:: Records for this task ::
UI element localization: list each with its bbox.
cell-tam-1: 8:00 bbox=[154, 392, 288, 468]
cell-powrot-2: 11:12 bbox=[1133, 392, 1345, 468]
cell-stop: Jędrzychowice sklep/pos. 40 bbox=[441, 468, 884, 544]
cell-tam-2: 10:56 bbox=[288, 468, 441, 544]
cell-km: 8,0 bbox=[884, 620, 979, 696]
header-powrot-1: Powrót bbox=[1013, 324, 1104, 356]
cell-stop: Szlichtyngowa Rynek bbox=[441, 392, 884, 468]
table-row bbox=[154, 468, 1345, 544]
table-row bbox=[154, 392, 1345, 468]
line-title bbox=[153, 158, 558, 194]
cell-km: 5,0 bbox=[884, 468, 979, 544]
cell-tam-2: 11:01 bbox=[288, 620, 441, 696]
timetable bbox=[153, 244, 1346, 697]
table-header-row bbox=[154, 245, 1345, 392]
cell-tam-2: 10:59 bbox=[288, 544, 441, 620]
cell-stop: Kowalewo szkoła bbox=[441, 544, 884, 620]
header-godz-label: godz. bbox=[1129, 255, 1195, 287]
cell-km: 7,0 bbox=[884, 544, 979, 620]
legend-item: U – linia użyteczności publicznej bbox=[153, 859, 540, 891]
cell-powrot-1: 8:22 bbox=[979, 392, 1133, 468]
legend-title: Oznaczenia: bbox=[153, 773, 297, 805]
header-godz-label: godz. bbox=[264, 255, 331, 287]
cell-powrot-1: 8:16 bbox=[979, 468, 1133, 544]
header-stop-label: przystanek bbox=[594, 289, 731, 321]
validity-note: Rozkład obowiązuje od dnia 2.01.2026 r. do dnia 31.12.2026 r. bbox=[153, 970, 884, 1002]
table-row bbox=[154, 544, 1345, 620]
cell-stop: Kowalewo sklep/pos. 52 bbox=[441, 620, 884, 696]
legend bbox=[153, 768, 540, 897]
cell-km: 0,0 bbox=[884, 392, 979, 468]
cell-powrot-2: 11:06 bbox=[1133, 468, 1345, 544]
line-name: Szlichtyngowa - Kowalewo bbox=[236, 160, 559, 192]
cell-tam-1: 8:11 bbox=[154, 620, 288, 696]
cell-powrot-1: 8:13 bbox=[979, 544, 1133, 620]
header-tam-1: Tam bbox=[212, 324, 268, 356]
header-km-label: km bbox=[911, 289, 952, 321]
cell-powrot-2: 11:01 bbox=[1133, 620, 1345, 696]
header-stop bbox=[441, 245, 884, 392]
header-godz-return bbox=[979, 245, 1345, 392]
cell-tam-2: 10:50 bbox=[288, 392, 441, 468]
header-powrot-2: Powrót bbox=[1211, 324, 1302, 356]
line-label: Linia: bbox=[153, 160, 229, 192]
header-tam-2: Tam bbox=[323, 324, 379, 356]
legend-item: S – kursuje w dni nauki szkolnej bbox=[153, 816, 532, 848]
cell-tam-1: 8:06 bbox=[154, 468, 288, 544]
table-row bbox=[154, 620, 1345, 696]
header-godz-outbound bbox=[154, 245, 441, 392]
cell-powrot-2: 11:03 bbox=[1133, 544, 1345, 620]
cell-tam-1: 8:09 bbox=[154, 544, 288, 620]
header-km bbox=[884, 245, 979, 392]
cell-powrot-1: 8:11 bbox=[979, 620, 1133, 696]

:: What you should do ::
Convert each non-blank line of the listing above into a Markdown table. Use two columns: Row for the line's number in order, and Text for the line itself.

:: Solution to this problem ::
| Row | Text |
|---|---|
| 1 | UI element localization: list each with its bbox. |
| 2 | cell-tam-1: 8:00 bbox=[154, 392, 288, 468] |
| 3 | cell-powrot-2: 11:12 bbox=[1133, 392, 1345, 468] |
| 4 | cell-stop: Jędrzychowice sklep/pos. 40 bbox=[441, 468, 884, 544] |
| 5 | cell-tam-2: 10:56 bbox=[288, 468, 441, 544] |
| 6 | cell-km: 8,0 bbox=[884, 620, 979, 696] |
| 7 | header-powrot-1: Powrót bbox=[1013, 324, 1104, 356] |
| 8 | cell-stop: Szlichtyngowa Rynek bbox=[441, 392, 884, 468] |
| 9 | table-row bbox=[154, 468, 1345, 544] |
| 10 | table-row bbox=[154, 392, 1345, 468] |
| 11 | line-title bbox=[153, 158, 558, 194] |
| 12 | cell-km: 5,0 bbox=[884, 468, 979, 544] |
| 13 | cell-tam-2: 11:01 bbox=[288, 620, 441, 696] |
| 14 | timetable bbox=[153, 244, 1346, 697] |
| 15 | table-header-row bbox=[154, 245, 1345, 392] |
| 16 | cell-tam-2: 10:59 bbox=[288, 544, 441, 620] |
| 17 | cell-stop: Kowalewo szkoła bbox=[441, 544, 884, 620] |
| 18 | header-godz-label: godz. bbox=[1129, 255, 1195, 287] |
| 19 | cell-km: 7,0 bbox=[884, 544, 979, 620] |
| 20 | legend-item: U – linia użyteczności publicznej bbox=[153, 859, 540, 891] |
| 21 | cell-powrot-1: 8:22 bbox=[979, 392, 1133, 468] |
| 22 | legend-title: Oznaczenia: bbox=[153, 773, 297, 805] |
| 23 | header-godz-label: godz. bbox=[264, 255, 331, 287] |
| 24 | cell-powrot-1: 8:16 bbox=[979, 468, 1133, 544] |
| 25 | header-stop-label: przystanek bbox=[594, 289, 731, 321] |
| 26 | validity-note: Rozkład obowiązuje od dnia 2.01.2026 r. do dnia 31.12.2026 r. bbox=[153, 970, 884, 1002] |
| 27 | table-row bbox=[154, 544, 1345, 620] |
| 28 | cell-stop: Kowalewo sklep/pos. 52 bbox=[441, 620, 884, 696] |
| 29 | legend bbox=[153, 768, 540, 897] |
| 30 | cell-km: 0,0 bbox=[884, 392, 979, 468] |
| 31 | cell-powrot-2: 11:06 bbox=[1133, 468, 1345, 544] |
| 32 | line-name: Szlichtyngowa - Kowalewo bbox=[236, 160, 559, 192] |
| 33 | cell-tam-1: 8:11 bbox=[154, 620, 288, 696] |
| 34 | cell-powrot-1: 8:13 bbox=[979, 544, 1133, 620] |
| 35 | header-tam-1: Tam bbox=[212, 324, 268, 356] |
| 36 | header-km-label: km bbox=[911, 289, 952, 321] |
| 37 | cell-powrot-2: 11:01 bbox=[1133, 620, 1345, 696] |
| 38 | header-stop bbox=[441, 245, 884, 392] |
| 39 | header-godz-return bbox=[979, 245, 1345, 392] |
| 40 | cell-tam-2: 10:50 bbox=[288, 392, 441, 468] |
| 41 | header-powrot-2: Powrót bbox=[1211, 324, 1302, 356] |
| 42 | line-label: Linia: bbox=[153, 160, 229, 192] |
| 43 | header-tam-2: Tam bbox=[323, 324, 379, 356] |
| 44 | legend-item: S – kursuje w dni nauki szkolnej bbox=[153, 816, 532, 848] |
| 45 | cell-tam-1: 8:06 bbox=[154, 468, 288, 544] |
| 46 | table-row bbox=[154, 620, 1345, 696] |
| 47 | header-godz-outbound bbox=[154, 245, 441, 392] |
| 48 | cell-powrot-2: 11:03 bbox=[1133, 544, 1345, 620] |
| 49 | cell-tam-1: 8:09 bbox=[154, 544, 288, 620] |
| 50 | header-km bbox=[884, 245, 979, 392] |
| 51 | cell-powrot-1: 8:11 bbox=[979, 620, 1133, 696] |